* **What to do**: Print the records below word for word, but leave out the pictures.

..........

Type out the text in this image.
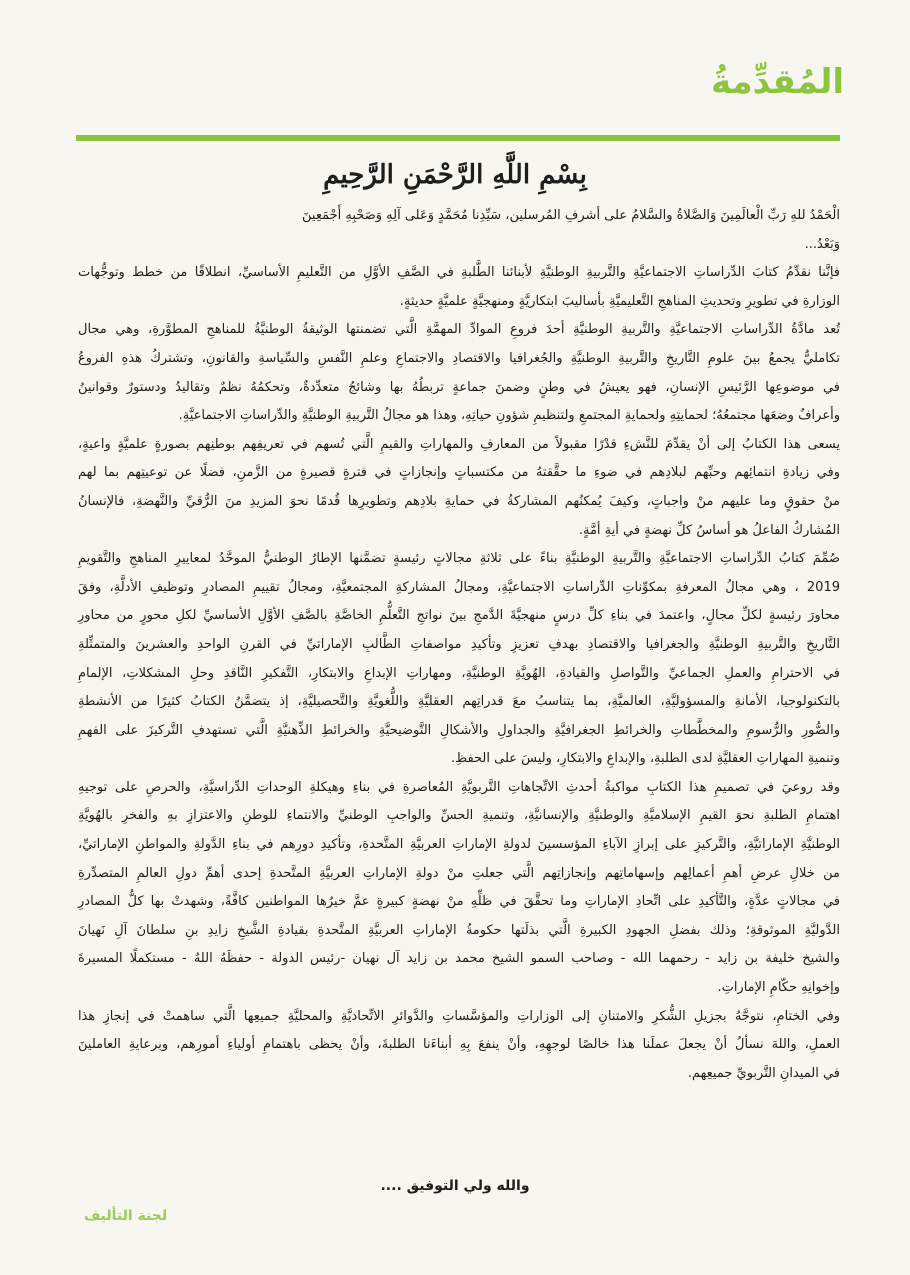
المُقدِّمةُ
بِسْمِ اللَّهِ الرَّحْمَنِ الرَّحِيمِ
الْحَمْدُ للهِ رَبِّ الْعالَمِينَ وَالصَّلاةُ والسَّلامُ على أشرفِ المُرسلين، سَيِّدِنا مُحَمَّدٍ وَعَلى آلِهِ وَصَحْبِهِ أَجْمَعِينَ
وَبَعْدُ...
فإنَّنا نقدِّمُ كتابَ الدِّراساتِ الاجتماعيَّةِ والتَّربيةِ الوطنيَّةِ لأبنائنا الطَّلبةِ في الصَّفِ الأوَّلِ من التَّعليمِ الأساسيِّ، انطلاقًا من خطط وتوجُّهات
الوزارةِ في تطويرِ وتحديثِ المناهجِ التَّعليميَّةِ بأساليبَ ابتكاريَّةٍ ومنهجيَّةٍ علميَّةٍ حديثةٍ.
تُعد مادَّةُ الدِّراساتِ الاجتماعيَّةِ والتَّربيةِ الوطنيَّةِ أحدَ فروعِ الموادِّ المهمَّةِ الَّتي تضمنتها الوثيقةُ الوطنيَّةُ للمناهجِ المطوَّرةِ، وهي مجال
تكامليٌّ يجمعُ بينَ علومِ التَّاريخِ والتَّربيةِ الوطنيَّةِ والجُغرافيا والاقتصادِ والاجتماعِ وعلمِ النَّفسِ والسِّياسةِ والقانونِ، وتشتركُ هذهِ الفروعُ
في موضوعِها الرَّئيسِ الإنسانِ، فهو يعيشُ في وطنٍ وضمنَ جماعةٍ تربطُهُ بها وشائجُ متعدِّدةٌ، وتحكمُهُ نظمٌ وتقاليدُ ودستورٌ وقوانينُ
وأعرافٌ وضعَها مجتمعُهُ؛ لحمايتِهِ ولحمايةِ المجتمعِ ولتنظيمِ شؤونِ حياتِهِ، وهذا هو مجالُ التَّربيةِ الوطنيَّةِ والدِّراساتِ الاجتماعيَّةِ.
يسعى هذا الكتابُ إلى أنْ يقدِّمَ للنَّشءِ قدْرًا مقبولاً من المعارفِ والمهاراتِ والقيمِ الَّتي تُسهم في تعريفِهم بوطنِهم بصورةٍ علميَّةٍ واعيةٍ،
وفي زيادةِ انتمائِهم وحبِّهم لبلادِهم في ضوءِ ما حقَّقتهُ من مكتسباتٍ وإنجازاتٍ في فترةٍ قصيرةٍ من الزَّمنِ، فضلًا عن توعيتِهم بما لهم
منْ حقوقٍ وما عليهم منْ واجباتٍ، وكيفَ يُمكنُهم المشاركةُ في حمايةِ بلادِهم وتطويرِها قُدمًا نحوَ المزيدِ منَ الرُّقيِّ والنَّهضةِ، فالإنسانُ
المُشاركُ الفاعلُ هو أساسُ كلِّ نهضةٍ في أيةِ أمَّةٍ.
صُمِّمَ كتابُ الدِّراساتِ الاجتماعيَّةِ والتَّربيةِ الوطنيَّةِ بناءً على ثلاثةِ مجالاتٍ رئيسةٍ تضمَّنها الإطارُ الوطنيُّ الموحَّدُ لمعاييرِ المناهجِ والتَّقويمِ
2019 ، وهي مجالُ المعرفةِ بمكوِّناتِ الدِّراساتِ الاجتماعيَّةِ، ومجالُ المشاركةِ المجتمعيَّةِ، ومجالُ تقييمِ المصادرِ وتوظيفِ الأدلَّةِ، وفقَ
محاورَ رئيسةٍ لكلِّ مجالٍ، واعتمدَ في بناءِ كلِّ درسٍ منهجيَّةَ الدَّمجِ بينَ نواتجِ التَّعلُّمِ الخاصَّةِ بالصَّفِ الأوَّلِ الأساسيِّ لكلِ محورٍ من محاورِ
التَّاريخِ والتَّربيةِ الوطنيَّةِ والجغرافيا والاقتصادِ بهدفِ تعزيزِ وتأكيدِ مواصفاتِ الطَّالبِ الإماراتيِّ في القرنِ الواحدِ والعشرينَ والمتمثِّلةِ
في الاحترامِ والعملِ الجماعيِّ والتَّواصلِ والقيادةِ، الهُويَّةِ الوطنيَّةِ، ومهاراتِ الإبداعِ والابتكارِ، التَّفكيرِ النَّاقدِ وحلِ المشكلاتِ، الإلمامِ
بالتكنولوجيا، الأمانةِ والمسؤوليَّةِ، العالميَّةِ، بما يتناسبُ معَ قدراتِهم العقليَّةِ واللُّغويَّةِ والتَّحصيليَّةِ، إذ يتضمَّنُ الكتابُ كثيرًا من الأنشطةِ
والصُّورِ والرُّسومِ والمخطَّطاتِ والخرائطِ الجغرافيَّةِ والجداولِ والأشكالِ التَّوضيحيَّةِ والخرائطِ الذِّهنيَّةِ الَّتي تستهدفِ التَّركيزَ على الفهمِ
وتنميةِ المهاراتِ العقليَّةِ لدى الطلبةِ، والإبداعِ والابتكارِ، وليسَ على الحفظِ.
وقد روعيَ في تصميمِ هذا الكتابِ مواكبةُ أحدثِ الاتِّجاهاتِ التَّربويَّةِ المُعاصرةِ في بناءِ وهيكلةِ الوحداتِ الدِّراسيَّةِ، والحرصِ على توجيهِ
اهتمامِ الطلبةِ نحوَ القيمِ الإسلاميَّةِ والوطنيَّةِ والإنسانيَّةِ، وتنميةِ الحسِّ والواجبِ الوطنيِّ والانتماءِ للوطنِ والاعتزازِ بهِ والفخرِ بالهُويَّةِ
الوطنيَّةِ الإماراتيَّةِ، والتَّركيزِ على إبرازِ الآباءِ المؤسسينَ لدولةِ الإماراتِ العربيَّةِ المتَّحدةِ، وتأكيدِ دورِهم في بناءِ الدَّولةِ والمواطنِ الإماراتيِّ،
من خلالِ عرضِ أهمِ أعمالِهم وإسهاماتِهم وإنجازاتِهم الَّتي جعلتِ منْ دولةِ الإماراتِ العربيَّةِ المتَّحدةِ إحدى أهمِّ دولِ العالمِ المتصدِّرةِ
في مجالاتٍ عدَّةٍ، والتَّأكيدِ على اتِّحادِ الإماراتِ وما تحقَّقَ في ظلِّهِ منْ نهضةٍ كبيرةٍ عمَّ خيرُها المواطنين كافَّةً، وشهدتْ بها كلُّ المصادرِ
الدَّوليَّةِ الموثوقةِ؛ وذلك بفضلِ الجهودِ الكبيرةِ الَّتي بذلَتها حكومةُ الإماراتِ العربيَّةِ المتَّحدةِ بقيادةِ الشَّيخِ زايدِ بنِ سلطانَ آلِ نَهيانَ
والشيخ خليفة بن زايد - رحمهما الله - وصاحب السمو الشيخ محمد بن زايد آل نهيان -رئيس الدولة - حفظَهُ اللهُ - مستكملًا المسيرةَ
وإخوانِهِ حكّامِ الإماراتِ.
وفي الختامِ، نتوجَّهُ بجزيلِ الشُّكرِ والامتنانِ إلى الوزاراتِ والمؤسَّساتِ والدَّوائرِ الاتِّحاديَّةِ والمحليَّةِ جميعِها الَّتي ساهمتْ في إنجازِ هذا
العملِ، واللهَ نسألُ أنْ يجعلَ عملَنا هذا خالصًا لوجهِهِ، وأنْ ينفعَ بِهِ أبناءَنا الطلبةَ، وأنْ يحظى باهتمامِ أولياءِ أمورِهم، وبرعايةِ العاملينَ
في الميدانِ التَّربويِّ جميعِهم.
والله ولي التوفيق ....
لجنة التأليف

..........

* **Exercise output**:
Type out the text in this image.
المُقدِّمةُ
بِسْمِ اللَّهِ الرَّحْمَنِ الرَّحِيمِ
الْحَمْدُ للهِ رَبِّ الْعالَمِينَ وَالصَّلاةُ والسَّلامُ على أشرفِ المُرسلين، سَيِّدِنا مُحَمَّدٍ وَعَلى آلِهِ وَصَحْبِهِ أَجْمَعِينَ
وَبَعْدُ...
فإنَّنا نقدِّمُ كتابَ الدِّراساتِ الاجتماعيَّةِ والتَّربيةِ الوطنيَّةِ لأبنائنا الطَّلبةِ في الصَّفِ الأوَّلِ من التَّعليمِ الأساسيِّ، انطلاقًا من خطط وتوجُّهات
الوزارةِ في تطويرِ وتحديثِ المناهجِ التَّعليميَّةِ بأساليبَ ابتكاريَّةٍ ومنهجيَّةٍ علميَّةٍ حديثةٍ.
تُعد مادَّةُ الدِّراساتِ الاجتماعيَّةِ والتَّربيةِ الوطنيَّةِ أحدَ فروعِ الموادِّ المهمَّةِ الَّتي تضمنتها الوثيقةُ الوطنيَّةُ للمناهجِ المطوَّرةِ، وهي مجال
تكامليٌّ يجمعُ بينَ علومِ التَّاريخِ والتَّربيةِ الوطنيَّةِ والجُغرافيا والاقتصادِ والاجتماعِ وعلمِ النَّفسِ والسِّياسةِ والقانونِ، وتشتركُ هذهِ الفروعُ
في موضوعِها الرَّئيسِ الإنسانِ، فهو يعيشُ في وطنٍ وضمنَ جماعةٍ تربطُهُ بها وشائجُ متعدِّدةٌ، وتحكمُهُ نظمٌ وتقاليدُ ودستورٌ وقوانينُ
وأعرافٌ وضعَها مجتمعُهُ؛ لحمايتِهِ ولحمايةِ المجتمعِ ولتنظيمِ شؤونِ حياتِهِ، وهذا هو مجالُ التَّربيةِ الوطنيَّةِ والدِّراساتِ الاجتماعيَّةِ.
يسعى هذا الكتابُ إلى أنْ يقدِّمَ للنَّشءِ قدْرًا مقبولاً من المعارفِ والمهاراتِ والقيمِ الَّتي تُسهم في تعريفِهم بوطنِهم بصورةٍ علميَّةٍ واعيةٍ،
وفي زيادةِ انتمائِهم وحبِّهم لبلادِهم في ضوءِ ما حقَّقتهُ من مكتسباتٍ وإنجازاتٍ في فترةٍ قصيرةٍ من الزَّمنِ، فضلًا عن توعيتِهم بما لهم
منْ حقوقٍ وما عليهم منْ واجباتٍ، وكيفَ يُمكنُهم المشاركةُ في حمايةِ بلادِهم وتطويرِها قُدمًا نحوَ المزيدِ منَ الرُّقيِّ والنَّهضةِ، فالإنسانُ
المُشاركُ الفاعلُ هو أساسُ كلِّ نهضةٍ في أيةِ أمَّةٍ.
صُمِّمَ كتابُ الدِّراساتِ الاجتماعيَّةِ والتَّربيةِ الوطنيَّةِ بناءً على ثلاثةِ مجالاتٍ رئيسةٍ تضمَّنها الإطارُ الوطنيُّ الموحَّدُ لمعاييرِ المناهجِ والتَّقويمِ
2019 ، وهي مجالُ المعرفةِ بمكوِّناتِ الدِّراساتِ الاجتماعيَّةِ، ومجالُ المشاركةِ المجتمعيَّةِ، ومجالُ تقييمِ المصادرِ وتوظيفِ الأدلَّةِ، وفقَ
محاورَ رئيسةٍ لكلِّ مجالٍ، واعتمدَ في بناءِ كلِّ درسٍ منهجيَّةَ الدَّمجِ بينَ نواتجِ التَّعلُّمِ الخاصَّةِ بالصَّفِ الأوَّلِ الأساسيِّ لكلِ محورٍ من محاورِ
التَّاريخِ والتَّربيةِ الوطنيَّةِ والجغرافيا والاقتصادِ بهدفِ تعزيزِ وتأكيدِ مواصفاتِ الطَّالبِ الإماراتيِّ في القرنِ الواحدِ والعشرينَ والمتمثِّلةِ
في الاحترامِ والعملِ الجماعيِّ والتَّواصلِ والقيادةِ، الهُويَّةِ الوطنيَّةِ، ومهاراتِ الإبداعِ والابتكارِ، التَّفكيرِ النَّاقدِ وحلِ المشكلاتِ، الإلمامِ
بالتكنولوجيا، الأمانةِ والمسؤوليَّةِ، العالميَّةِ، بما يتناسبُ معَ قدراتِهم العقليَّةِ واللُّغويَّةِ والتَّحصيليَّةِ، إذ يتضمَّنُ الكتابُ كثيرًا من الأنشطةِ
والصُّورِ والرُّسومِ والمخطَّطاتِ والخرائطِ الجغرافيَّةِ والجداولِ والأشكالِ التَّوضيحيَّةِ والخرائطِ الذِّهنيَّةِ الَّتي تستهدفِ التَّركيزَ على الفهمِ
وتنميةِ المهاراتِ العقليَّةِ لدى الطلبةِ، والإبداعِ والابتكارِ، وليسَ على الحفظِ.
وقد روعيَ في تصميمِ هذا الكتابِ مواكبةُ أحدثِ الاتِّجاهاتِ التَّربويَّةِ المُعاصرةِ في بناءِ وهيكلةِ الوحداتِ الدِّراسيَّةِ، والحرصِ على توجيهِ
اهتمامِ الطلبةِ نحوَ القيمِ الإسلاميَّةِ والوطنيَّةِ والإنسانيَّةِ، وتنميةِ الحسِّ والواجبِ الوطنيِّ والانتماءِ للوطنِ والاعتزازِ بهِ والفخرِ بالهُويَّةِ
الوطنيَّةِ الإماراتيَّةِ، والتَّركيزِ على إبرازِ الآباءِ المؤسسينَ لدولةِ الإماراتِ العربيَّةِ المتَّحدةِ، وتأكيدِ دورِهم في بناءِ الدَّولةِ والمواطنِ الإماراتيِّ،
من خلالِ عرضِ أهمِ أعمالِهم وإسهاماتِهم وإنجازاتِهم الَّتي جعلتِ منْ دولةِ الإماراتِ العربيَّةِ المتَّحدةِ إحدى أهمِّ دولِ العالمِ المتصدِّرةِ
في مجالاتٍ عدَّةٍ، والتَّأكيدِ على اتِّحادِ الإماراتِ وما تحقَّقَ في ظلِّهِ منْ نهضةٍ كبيرةٍ عمَّ خيرُها المواطنين كافَّةً، وشهدتْ بها كلُّ المصادرِ
الدَّوليَّةِ الموثوقةِ؛ وذلك بفضلِ الجهودِ الكبيرةِ الَّتي بذلَتها حكومةُ الإماراتِ العربيَّةِ المتَّحدةِ بقيادةِ الشَّيخِ زايدِ بنِ سلطانَ آلِ نَهيانَ
والشيخ خليفة بن زايد - رحمهما الله - وصاحب السمو الشيخ محمد بن زايد آل نهيان -رئيس الدولة - حفظَهُ اللهُ - مستكملًا المسيرةَ
وإخوانِهِ حكّامِ الإماراتِ.
وفي الختامِ، نتوجَّهُ بجزيلِ الشُّكرِ والامتنانِ إلى الوزاراتِ والمؤسَّساتِ والدَّوائرِ الاتِّحاديَّةِ والمحليَّةِ جميعِها الَّتي ساهمتْ في إنجازِ هذا
العملِ، واللهَ نسألُ أنْ يجعلَ عملَنا هذا خالصًا لوجهِهِ، وأنْ ينفعَ بِهِ أبناءَنا الطلبةَ، وأنْ يحظى باهتمامِ أولياءِ أمورِهم، وبرعايةِ العاملينَ
في الميدانِ التَّربويِّ جميعِهم.
والله ولي التوفيق ....
لجنة التأليف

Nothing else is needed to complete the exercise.